- What is needed
Only the number is wanted: count the lines that contain "хозяйственных".

- Stored rows
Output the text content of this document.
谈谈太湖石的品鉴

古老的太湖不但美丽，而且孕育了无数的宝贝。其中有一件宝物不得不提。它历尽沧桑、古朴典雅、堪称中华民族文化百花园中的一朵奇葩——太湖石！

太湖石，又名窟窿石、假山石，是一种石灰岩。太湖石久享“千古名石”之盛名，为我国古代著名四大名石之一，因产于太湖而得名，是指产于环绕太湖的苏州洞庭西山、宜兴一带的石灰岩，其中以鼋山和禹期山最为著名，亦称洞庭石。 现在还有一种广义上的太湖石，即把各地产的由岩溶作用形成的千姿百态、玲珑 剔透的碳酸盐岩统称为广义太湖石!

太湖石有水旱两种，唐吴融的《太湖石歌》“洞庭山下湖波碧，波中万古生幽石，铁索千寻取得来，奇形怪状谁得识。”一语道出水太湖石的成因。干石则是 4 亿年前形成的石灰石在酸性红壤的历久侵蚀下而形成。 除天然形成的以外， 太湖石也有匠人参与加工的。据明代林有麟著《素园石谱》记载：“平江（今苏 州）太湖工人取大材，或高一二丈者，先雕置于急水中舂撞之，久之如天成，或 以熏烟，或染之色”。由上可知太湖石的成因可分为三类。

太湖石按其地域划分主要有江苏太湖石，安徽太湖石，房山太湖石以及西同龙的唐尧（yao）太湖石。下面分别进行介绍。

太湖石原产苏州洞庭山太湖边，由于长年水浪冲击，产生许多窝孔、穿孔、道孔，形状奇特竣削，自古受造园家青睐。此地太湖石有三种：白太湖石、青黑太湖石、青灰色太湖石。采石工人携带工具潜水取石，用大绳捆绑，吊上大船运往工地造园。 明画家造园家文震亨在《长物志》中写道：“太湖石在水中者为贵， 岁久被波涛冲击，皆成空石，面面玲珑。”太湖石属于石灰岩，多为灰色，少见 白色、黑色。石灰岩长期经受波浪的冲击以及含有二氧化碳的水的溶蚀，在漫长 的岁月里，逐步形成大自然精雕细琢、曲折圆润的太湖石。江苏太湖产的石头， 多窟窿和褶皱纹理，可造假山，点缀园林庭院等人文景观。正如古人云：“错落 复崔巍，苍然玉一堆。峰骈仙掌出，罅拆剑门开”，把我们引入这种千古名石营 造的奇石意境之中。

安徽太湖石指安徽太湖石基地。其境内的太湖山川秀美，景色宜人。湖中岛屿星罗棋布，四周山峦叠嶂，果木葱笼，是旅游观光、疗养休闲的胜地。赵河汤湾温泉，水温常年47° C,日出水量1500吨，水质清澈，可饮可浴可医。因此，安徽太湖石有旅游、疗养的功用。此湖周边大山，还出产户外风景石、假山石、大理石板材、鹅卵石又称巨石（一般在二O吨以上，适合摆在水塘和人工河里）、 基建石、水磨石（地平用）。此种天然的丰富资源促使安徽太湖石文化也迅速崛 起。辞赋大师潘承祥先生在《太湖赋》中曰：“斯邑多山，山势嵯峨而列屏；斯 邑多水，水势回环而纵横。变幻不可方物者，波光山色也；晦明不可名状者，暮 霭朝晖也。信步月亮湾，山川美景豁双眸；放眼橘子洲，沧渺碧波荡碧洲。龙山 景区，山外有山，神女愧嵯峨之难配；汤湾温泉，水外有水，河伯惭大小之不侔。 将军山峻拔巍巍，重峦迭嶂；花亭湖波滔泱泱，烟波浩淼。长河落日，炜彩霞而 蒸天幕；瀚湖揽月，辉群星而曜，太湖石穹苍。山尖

--

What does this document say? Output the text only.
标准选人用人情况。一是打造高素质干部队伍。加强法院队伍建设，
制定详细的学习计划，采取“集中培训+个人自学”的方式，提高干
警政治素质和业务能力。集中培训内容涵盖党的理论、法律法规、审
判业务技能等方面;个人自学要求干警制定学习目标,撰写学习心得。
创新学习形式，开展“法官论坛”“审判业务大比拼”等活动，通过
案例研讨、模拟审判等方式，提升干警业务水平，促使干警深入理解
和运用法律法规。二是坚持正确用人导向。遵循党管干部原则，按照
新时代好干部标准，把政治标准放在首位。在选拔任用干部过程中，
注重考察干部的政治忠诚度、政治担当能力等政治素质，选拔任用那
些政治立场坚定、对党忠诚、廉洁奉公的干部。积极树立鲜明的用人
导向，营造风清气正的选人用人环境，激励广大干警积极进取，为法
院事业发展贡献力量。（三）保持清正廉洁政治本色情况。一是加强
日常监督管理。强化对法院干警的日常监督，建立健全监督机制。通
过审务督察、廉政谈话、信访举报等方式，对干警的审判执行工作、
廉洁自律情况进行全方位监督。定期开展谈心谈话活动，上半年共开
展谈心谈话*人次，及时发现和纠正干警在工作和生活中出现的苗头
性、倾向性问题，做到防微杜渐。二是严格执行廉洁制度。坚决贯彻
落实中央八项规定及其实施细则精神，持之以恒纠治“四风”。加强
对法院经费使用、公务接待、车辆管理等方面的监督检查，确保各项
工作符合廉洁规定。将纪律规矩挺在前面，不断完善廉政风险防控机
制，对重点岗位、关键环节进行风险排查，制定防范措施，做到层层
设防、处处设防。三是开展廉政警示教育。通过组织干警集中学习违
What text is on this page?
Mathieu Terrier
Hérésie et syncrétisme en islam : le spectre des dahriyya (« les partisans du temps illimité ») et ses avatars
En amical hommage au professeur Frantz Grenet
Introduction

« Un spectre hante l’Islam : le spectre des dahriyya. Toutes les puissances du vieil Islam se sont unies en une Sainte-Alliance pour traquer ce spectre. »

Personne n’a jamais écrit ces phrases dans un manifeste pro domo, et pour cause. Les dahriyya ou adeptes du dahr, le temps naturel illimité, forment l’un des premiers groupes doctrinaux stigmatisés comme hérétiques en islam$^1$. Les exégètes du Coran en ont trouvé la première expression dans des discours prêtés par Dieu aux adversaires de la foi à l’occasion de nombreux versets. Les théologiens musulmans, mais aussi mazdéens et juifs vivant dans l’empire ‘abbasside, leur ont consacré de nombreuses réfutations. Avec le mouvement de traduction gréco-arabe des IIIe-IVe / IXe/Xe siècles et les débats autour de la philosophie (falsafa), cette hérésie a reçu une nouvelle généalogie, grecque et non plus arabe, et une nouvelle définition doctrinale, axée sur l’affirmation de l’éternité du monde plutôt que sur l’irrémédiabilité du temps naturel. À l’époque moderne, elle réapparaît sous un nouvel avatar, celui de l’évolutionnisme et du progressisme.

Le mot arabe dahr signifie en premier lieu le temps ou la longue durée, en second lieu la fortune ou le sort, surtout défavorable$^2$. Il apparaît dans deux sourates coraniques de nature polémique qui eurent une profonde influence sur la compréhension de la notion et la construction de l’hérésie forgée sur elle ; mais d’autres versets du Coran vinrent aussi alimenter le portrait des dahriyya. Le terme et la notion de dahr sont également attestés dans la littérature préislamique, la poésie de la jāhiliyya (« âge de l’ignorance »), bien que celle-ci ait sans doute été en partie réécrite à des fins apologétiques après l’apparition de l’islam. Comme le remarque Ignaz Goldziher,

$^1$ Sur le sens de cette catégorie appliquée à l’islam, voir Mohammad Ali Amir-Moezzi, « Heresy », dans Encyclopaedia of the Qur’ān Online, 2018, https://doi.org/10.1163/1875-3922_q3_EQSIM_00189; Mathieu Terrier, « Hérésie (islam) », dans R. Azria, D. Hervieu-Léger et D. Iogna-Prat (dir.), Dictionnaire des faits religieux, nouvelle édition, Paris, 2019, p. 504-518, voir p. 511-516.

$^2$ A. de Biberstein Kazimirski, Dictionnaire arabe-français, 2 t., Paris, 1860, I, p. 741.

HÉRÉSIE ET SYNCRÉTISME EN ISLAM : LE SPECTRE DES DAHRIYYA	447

* * *

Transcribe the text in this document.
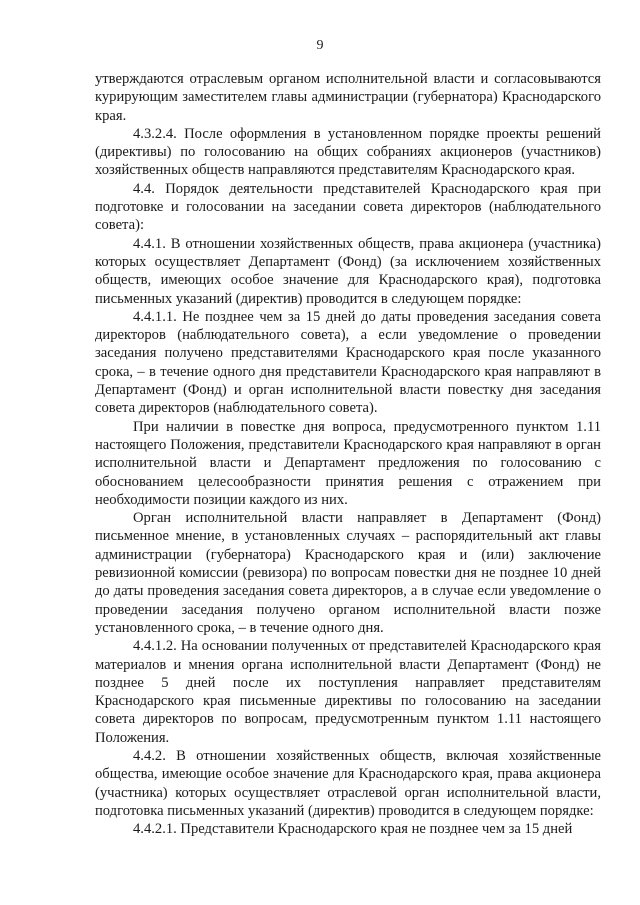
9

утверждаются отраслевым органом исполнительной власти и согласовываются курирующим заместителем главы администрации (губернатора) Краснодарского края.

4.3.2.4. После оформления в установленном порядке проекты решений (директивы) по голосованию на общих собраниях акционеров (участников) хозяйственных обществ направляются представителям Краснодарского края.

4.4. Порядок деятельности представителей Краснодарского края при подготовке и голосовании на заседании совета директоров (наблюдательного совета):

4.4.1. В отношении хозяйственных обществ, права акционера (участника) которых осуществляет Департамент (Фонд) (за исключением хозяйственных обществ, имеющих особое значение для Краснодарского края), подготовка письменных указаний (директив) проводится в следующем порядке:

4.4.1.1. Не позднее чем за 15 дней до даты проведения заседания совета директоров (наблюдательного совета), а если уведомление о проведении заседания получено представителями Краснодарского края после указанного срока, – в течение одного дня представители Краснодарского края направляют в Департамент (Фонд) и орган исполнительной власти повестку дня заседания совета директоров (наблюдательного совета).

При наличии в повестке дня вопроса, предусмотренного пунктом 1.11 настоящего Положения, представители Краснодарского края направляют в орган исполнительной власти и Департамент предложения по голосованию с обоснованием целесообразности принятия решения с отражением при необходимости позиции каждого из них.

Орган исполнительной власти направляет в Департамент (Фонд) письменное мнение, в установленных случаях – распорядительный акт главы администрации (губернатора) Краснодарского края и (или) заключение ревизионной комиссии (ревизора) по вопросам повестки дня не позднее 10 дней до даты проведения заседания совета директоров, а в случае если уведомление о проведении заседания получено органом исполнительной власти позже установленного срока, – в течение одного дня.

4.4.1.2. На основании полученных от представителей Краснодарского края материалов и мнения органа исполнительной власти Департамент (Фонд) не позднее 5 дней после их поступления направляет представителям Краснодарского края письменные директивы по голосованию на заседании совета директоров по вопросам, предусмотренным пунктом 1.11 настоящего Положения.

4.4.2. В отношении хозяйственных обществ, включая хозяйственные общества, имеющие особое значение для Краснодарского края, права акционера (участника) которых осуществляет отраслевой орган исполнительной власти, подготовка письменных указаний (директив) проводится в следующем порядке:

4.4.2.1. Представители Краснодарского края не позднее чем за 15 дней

- Solution to the problem
3